(Problem statement)
Copy each line with the word "Panel" in it.
■ ■ ■ ■ ■ ■ ■
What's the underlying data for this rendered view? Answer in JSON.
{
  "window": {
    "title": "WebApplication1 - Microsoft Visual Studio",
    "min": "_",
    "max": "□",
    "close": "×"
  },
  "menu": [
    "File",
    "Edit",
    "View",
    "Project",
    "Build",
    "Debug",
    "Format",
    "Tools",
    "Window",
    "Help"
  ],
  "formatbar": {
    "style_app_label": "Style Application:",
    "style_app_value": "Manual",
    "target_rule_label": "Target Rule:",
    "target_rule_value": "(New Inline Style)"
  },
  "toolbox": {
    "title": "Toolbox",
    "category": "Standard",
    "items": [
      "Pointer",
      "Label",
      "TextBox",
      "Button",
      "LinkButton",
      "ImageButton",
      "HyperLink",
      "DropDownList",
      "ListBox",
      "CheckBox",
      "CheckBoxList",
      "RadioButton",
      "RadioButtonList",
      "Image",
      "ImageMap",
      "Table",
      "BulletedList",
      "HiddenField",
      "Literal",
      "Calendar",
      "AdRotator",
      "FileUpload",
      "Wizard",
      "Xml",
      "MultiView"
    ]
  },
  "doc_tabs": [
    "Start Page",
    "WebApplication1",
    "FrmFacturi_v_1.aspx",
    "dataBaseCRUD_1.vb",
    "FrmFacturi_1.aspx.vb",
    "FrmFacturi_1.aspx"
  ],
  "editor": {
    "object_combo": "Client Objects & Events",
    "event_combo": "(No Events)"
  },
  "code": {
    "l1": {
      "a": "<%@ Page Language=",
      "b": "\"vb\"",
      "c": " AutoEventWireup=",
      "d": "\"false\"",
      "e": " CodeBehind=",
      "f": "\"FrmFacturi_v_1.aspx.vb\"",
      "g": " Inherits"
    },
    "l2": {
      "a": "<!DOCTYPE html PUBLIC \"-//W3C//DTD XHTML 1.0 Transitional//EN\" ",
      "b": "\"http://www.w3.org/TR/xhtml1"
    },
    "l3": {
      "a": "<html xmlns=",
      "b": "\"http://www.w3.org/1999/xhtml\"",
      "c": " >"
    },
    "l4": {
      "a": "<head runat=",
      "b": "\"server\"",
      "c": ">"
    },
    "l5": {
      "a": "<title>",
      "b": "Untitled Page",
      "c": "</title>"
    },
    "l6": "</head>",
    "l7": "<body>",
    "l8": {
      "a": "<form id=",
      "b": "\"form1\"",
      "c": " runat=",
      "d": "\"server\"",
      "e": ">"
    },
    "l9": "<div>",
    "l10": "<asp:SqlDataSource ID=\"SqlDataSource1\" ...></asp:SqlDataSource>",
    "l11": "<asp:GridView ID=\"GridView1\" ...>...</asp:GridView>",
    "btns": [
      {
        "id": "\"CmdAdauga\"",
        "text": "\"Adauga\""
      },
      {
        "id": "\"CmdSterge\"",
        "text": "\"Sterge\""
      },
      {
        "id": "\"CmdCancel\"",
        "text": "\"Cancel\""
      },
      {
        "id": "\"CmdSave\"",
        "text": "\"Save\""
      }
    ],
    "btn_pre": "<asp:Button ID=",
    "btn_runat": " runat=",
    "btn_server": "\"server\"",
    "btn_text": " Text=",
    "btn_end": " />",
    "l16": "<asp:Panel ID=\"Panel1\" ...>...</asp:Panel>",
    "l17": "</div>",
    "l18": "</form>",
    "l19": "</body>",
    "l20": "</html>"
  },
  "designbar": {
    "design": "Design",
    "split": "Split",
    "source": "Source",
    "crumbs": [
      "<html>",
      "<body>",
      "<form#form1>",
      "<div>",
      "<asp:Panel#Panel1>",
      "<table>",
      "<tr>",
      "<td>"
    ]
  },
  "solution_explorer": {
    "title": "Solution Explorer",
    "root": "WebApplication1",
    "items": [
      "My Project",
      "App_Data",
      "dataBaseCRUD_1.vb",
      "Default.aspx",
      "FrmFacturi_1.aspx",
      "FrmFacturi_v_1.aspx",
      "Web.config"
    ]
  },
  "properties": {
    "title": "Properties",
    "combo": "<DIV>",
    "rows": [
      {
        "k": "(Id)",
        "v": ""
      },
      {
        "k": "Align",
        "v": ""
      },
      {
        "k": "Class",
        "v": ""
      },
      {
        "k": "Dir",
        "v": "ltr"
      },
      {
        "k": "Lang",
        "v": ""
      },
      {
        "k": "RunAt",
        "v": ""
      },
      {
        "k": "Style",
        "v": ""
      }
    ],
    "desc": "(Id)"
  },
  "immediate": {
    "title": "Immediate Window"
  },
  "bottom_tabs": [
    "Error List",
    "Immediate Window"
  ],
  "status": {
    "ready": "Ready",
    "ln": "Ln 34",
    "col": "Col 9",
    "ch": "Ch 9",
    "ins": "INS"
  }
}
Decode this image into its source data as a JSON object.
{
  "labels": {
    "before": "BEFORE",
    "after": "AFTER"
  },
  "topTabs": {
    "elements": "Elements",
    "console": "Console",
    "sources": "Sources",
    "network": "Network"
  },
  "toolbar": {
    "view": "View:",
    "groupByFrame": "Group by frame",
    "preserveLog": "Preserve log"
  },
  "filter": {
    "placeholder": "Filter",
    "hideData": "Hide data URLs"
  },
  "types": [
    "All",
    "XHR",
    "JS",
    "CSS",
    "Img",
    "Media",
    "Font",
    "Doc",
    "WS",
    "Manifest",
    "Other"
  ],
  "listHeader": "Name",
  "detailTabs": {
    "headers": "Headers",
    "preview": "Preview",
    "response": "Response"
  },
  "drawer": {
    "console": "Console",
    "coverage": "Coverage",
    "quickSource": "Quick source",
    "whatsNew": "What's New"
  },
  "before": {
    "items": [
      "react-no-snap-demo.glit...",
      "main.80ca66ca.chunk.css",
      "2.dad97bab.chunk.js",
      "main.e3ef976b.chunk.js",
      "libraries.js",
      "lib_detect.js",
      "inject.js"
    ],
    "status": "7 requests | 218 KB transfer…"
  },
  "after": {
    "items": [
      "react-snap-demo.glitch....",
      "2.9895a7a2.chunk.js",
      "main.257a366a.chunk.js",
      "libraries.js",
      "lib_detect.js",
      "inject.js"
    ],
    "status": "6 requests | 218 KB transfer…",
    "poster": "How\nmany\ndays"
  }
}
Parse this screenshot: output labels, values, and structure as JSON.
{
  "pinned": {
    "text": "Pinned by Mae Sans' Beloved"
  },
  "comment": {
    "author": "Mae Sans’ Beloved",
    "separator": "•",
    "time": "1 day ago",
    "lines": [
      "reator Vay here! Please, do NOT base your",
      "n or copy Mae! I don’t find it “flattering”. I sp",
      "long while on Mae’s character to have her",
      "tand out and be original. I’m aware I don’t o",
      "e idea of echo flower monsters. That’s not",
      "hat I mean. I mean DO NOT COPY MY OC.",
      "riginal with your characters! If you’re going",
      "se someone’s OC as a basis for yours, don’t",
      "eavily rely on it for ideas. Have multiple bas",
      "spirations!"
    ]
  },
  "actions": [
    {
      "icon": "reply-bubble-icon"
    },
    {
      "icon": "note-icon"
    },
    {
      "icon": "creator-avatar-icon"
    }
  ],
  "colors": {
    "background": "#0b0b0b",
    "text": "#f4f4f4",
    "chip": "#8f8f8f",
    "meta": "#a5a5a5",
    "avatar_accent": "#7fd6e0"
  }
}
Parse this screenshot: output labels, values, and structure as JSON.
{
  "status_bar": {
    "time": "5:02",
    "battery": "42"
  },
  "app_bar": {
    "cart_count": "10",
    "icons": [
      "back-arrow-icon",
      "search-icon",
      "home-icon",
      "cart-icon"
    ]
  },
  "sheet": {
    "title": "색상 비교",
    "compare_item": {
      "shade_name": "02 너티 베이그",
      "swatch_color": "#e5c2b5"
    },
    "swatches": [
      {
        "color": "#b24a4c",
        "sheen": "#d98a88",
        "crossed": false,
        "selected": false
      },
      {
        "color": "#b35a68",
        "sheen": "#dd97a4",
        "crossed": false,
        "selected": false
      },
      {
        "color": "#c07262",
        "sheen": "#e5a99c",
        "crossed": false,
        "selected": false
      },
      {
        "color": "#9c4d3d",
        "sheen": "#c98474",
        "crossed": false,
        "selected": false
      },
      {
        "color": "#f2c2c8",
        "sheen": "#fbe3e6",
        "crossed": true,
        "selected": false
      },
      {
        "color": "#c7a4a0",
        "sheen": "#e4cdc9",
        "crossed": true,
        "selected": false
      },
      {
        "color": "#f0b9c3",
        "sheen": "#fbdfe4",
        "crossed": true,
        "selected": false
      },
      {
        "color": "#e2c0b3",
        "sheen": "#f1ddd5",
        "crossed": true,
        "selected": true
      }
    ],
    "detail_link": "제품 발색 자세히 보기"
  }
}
■ ■ ■ ■ ■ ■ ■
(Final answer)
    "l16": "<asp:Panel ID=\"Panel1\" ...>...</asp:Panel>",
      "<asp:Panel#Panel1>",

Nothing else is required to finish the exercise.